# SET TASK:
Restate each line of the listing exactly, without carrying over any pictures.
**********
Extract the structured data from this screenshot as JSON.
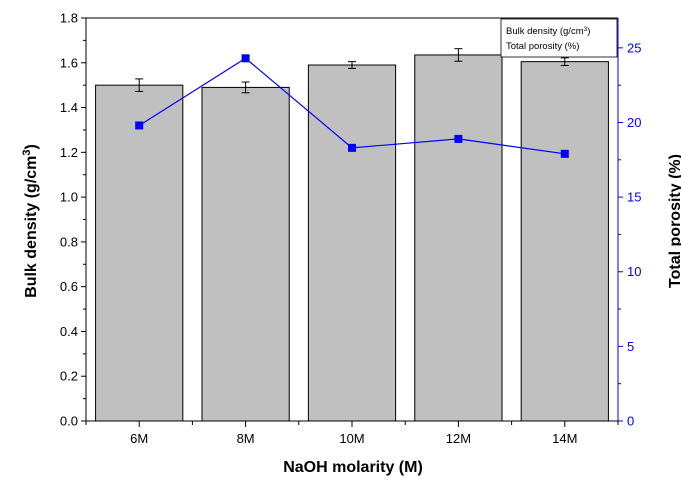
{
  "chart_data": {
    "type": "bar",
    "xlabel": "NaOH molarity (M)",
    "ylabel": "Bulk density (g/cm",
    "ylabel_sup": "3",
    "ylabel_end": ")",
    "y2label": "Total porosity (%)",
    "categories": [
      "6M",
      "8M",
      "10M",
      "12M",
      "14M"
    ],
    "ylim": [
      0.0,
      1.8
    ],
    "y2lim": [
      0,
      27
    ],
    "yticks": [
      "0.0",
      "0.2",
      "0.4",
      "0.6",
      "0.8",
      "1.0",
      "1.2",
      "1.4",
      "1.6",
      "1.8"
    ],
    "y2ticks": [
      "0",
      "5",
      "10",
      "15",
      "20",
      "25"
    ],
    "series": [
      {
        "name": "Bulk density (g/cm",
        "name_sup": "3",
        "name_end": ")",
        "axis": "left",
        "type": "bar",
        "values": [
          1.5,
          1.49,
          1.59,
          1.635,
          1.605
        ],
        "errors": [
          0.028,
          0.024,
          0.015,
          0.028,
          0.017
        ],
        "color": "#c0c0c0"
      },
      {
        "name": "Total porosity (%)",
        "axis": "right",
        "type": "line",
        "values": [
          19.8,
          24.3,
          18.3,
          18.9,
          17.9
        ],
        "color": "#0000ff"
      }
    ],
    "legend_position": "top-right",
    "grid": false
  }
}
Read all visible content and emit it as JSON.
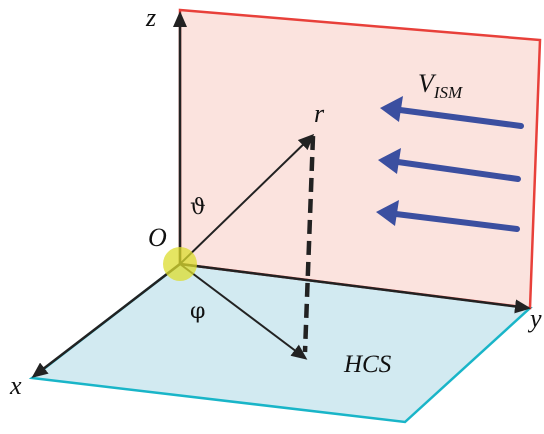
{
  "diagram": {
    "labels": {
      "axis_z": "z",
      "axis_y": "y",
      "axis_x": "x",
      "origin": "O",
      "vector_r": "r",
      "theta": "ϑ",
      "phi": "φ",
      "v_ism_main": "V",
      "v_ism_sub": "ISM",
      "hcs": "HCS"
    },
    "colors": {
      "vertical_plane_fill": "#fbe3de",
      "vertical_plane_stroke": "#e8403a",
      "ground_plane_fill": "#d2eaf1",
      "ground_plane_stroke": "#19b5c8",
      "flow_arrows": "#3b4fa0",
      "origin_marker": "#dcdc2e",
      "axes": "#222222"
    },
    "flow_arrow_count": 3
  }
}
**********
# WORKED SOLUTION:
Extract the structured data from this screenshot as JSON.
{
  "chart_data": {
    "type": "bar",
    "xlabel": "NaOH molarity (M)",
    "ylabel": "Bulk density (g/cm",
    "ylabel_sup": "3",
    "ylabel_end": ")",
    "y2label": "Total porosity (%)",
    "categories": [
      "6M",
      "8M",
      "10M",
      "12M",
      "14M"
    ],
    "ylim": [
      0.0,
      1.8
    ],
    "y2lim": [
      0,
      27
    ],
    "yticks": [
      "0.0",
      "0.2",
      "0.4",
      "0.6",
      "0.8",
      "1.0",
      "1.2",
      "1.4",
      "1.6",
      "1.8"
    ],
    "y2ticks": [
      "0",
      "5",
      "10",
      "15",
      "20",
      "25"
    ],
    "series": [
      {
        "name": "Bulk density (g/cm",
        "name_sup": "3",
        "name_end": ")",
        "axis": "left",
        "type": "bar",
        "values": [
          1.5,
          1.49,
          1.59,
          1.635,
          1.605
        ],
        "errors": [
          0.028,
          0.024,
          0.015,
          0.028,
          0.017
        ],
        "color": "#c0c0c0"
      },
      {
        "name": "Total porosity (%)",
        "axis": "right",
        "type": "line",
        "values": [
          19.8,
          24.3,
          18.3,
          18.9,
          17.9
        ],
        "color": "#0000ff"
      }
    ],
    "legend_position": "top-right",
    "grid": false
  }
}
Read all visible content and emit it as JSON.
{
  "diagram": {
    "labels": {
      "axis_z": "z",
      "axis_y": "y",
      "axis_x": "x",
      "origin": "O",
      "vector_r": "r",
      "theta": "ϑ",
      "phi": "φ",
      "v_ism_main": "V",
      "v_ism_sub": "ISM",
      "hcs": "HCS"
    },
    "colors": {
      "vertical_plane_fill": "#fbe3de",
      "vertical_plane_stroke": "#e8403a",
      "ground_plane_fill": "#d2eaf1",
      "ground_plane_stroke": "#19b5c8",
      "flow_arrows": "#3b4fa0",
      "origin_marker": "#dcdc2e",
      "axes": "#222222"
    },
    "flow_arrow_count": 3
  }
}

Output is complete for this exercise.